- [Goal of the exercise] Collect all lines containing the word "做父兄的应当把这看作忧虑的事" from the data.

-- START OF Extracted information --

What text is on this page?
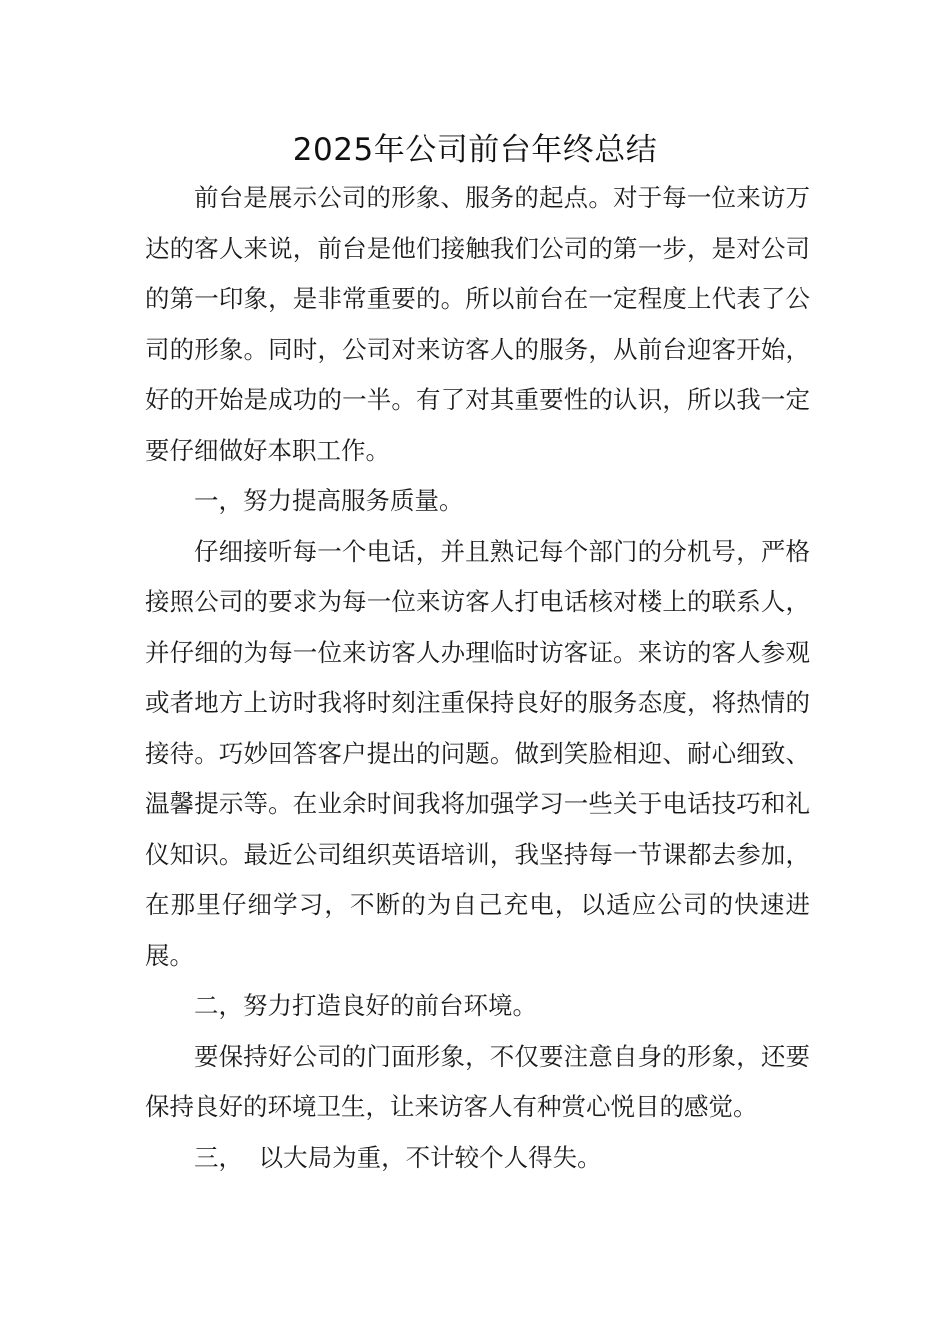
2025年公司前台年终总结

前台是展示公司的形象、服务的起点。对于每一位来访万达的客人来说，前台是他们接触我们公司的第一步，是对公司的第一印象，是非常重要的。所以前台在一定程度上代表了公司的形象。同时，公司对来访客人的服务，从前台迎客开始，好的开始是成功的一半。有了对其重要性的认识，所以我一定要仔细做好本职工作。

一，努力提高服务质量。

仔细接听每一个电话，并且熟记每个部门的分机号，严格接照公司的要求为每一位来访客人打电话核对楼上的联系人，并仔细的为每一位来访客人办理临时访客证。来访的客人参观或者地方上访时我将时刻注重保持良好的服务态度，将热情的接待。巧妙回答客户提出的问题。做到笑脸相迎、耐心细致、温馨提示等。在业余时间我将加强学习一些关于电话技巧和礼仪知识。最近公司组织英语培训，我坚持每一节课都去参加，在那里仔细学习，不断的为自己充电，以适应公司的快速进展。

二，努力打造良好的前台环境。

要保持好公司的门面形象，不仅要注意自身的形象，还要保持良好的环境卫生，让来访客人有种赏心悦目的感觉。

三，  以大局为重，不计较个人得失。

-- END OF Extracted information --
-- START OF Extracted information --

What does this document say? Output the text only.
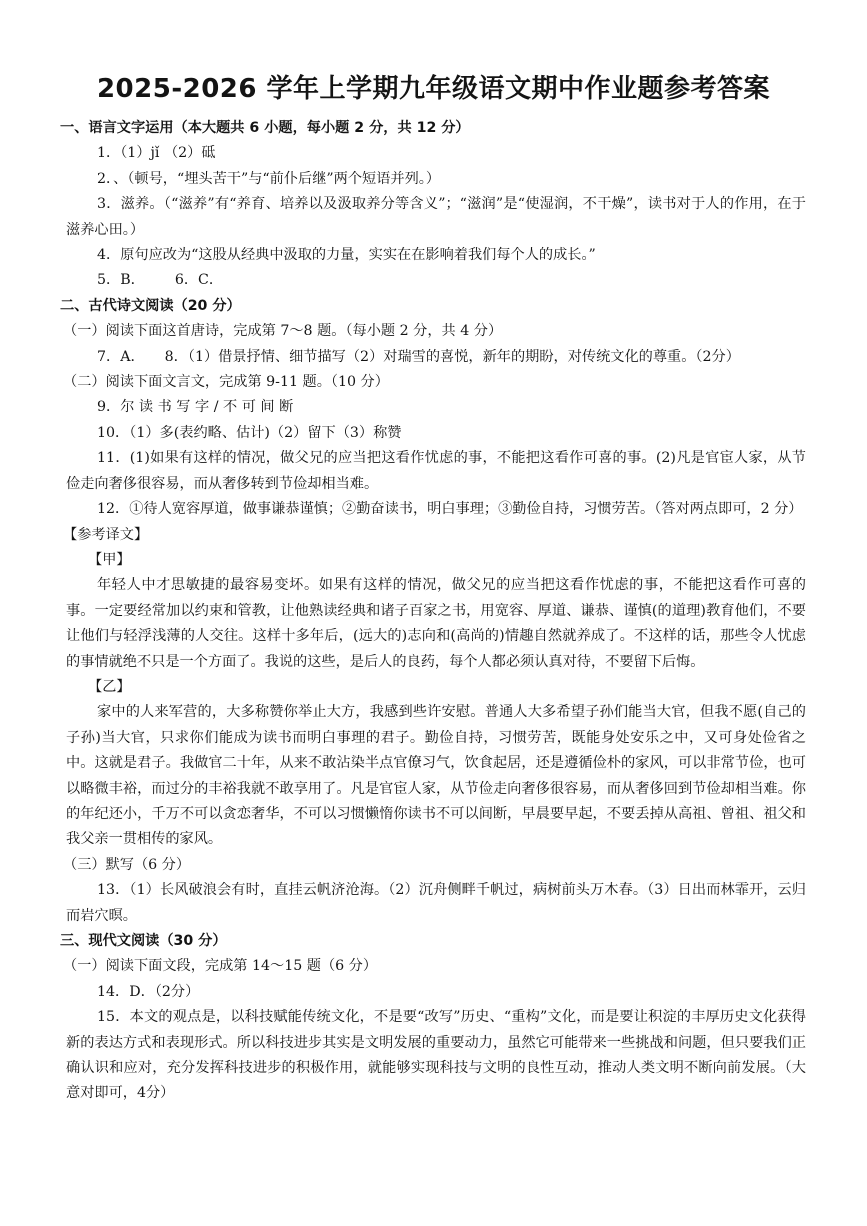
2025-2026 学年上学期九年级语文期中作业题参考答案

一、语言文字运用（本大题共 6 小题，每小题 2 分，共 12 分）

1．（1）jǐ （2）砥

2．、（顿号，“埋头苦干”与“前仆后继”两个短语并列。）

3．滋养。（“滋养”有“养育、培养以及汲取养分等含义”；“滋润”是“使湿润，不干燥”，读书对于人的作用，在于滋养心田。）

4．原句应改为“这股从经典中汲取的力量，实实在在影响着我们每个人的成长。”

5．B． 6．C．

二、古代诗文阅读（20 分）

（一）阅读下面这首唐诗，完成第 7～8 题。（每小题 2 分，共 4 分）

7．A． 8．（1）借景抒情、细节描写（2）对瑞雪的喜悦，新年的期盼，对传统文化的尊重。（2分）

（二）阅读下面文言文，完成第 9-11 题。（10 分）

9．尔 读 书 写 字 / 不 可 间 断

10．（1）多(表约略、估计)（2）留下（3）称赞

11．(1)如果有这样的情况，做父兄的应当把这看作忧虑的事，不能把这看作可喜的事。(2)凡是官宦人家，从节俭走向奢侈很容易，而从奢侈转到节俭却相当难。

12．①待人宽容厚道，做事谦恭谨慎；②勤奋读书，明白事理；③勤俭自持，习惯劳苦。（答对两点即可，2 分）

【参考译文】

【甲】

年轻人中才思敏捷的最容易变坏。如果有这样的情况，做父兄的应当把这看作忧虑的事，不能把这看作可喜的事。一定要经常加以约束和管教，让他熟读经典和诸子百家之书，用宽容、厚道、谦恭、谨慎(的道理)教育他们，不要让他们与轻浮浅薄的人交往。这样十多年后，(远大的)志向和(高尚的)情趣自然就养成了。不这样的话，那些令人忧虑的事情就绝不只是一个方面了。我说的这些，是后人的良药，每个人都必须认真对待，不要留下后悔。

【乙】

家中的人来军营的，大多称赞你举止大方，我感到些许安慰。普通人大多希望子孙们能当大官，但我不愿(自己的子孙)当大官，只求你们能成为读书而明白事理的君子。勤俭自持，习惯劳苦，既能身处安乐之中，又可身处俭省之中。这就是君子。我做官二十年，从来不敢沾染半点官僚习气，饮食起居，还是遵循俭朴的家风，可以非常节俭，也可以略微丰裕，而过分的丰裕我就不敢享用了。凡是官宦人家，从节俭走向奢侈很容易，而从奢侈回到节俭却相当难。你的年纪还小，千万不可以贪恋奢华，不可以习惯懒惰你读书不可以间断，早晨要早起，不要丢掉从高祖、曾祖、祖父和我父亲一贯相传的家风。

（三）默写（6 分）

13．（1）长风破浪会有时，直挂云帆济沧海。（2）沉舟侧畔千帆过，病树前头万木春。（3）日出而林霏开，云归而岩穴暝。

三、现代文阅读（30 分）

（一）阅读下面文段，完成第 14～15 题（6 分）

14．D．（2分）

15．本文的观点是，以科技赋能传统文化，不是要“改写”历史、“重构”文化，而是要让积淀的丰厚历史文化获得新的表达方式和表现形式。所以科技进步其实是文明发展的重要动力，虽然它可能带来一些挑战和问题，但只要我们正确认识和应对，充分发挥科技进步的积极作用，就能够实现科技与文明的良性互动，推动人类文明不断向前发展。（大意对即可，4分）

-- END OF Extracted information --

- [Solution to this problem]
11．(1)如果有这样的情况，做父兄的应当把这看作忧虑的事，不能把这看作可喜的事。(2)凡是官宦人家，从节俭走向奢侈很容易，而从奢侈转到节俭却相当难。
年轻人中才思敏捷的最容易变坏。如果有这样的情况，做父兄的应当把这看作忧虑的事，不能把这看作可喜的事。一定要经常加以约束和管教，让他熟读经典和诸子百家之书，用宽容、厚道、谦恭、谨慎(的道理)教育他们，不要让他们与轻浮浅薄的人交往。这样十多年后，(远大的)志向和(高尚的)情趣自然就养成了。不这样的话，那些令人忧虑的事情就绝不只是一个方面了。我说的这些，是后人的良药，每个人都必须认真对待，不要留下后悔。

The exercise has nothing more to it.